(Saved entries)
* START *

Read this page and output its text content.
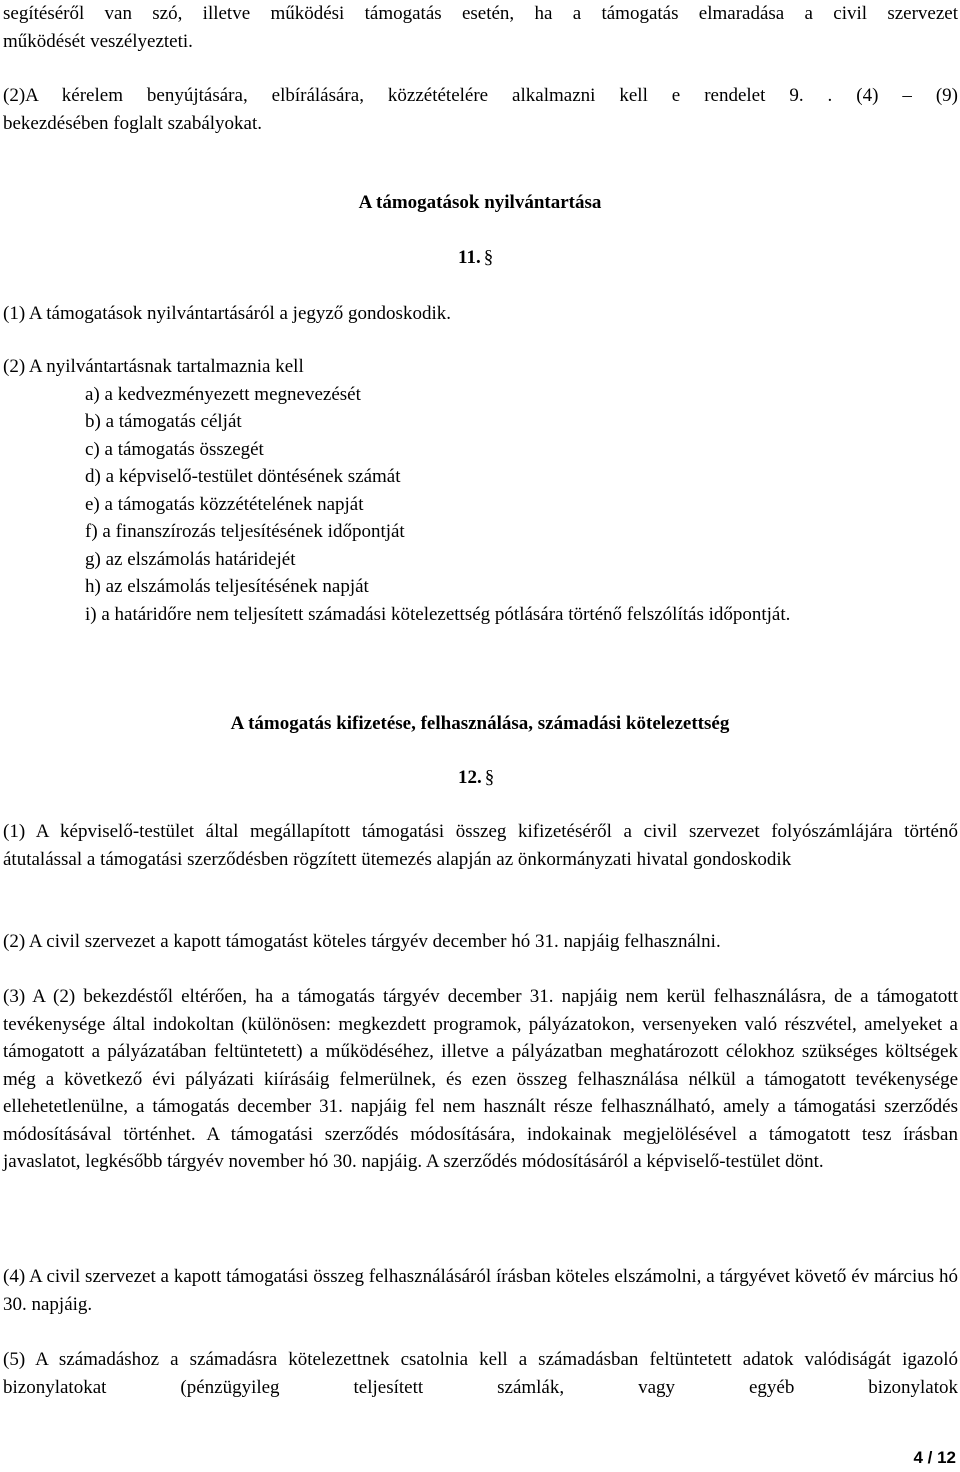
segítéséről van szó, illetve működési támogatás esetén, ha a támogatás elmaradása a civil szervezet

működését veszélyezteti.

(2)A kérelem benyújtására, elbírálására, közzétételére alkalmazni kell e rendelet 9. . (4) – (9)

bekezdésében foglalt szabályokat.

A támogatások nyilvántartása

11. §

(1) A támogatások nyilvántartásáról a jegyző gondoskodik.

(2) A nyilvántartásnak tartalmaznia kell

a) a kedvezményezett megnevezését
b) a támogatás célját
c) a támogatás összegét
d) a képviselő-testület döntésének számát
e) a támogatás közzétételének napját
f) a finanszírozás teljesítésének időpontját
g) az elszámolás határidejét
h) az elszámolás teljesítésének napját
i) a határidőre nem teljesített számadási kötelezettség pótlására történő felszólítás időpontját.

A támogatás kifizetése, felhasználása, számadási kötelezettség

12. §

(1) A képviselő-testület által megállapított támogatási összeg kifizetéséről a civil szervezet folyószámlájára történő átutalással a támogatási szerződésben rögzített ütemezés alapján az önkormányzati hivatal gondoskodik

(2) A civil szervezet a kapott támogatást köteles tárgyév december hó 31. napjáig felhasználni.

(3) A (2) bekezdéstől eltérően, ha a támogatás tárgyév december 31. napjáig nem kerül felhasználásra, de a támogatott tevékenysége által indokoltan (különösen: megkezdett programok, pályázatokon, versenyeken való részvétel, amelyeket a támogatott a pályázatában feltüntetett) a működéséhez, illetve a pályázatban meghatározott célokhoz szükséges költségek még a következő évi pályázati kiírásáig felmerülnek, és ezen összeg felhasználása nélkül a támogatott tevékenysége ellehetetlenülne, a támogatás december 31. napjáig fel nem használt része felhasználható, amely a támogatási szerződés módosításával történhet. A támogatási szerződés módosítására, indokainak megjelölésével a támogatott tesz írásban javaslatot, legkésőbb tárgyév november hó 30. napjáig. A szerződés módosításáról a képviselő-testület dönt.

(4) A civil szervezet a kapott támogatási összeg felhasználásáról írásban köteles elszámolni, a tárgyévet követő év március hó 30. napjáig.

(5) A számadáshoz a számadásra kötelezettnek csatolnia kell a számadásban feltüntetett adatok valódiságát igazoló bizonylatokat (pénzügyileg teljesített számlák, vagy egyéb bizonylatok

4 / 12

* END *

Work instructions: Check each line above for the string "számadási", then copy the ones that have it.

Answer in full:
i) a határidőre nem teljesített számadási kötelezettség pótlására történő felszólítás időpontját.
A támogatás kifizetése, felhasználása, számadási kötelezettség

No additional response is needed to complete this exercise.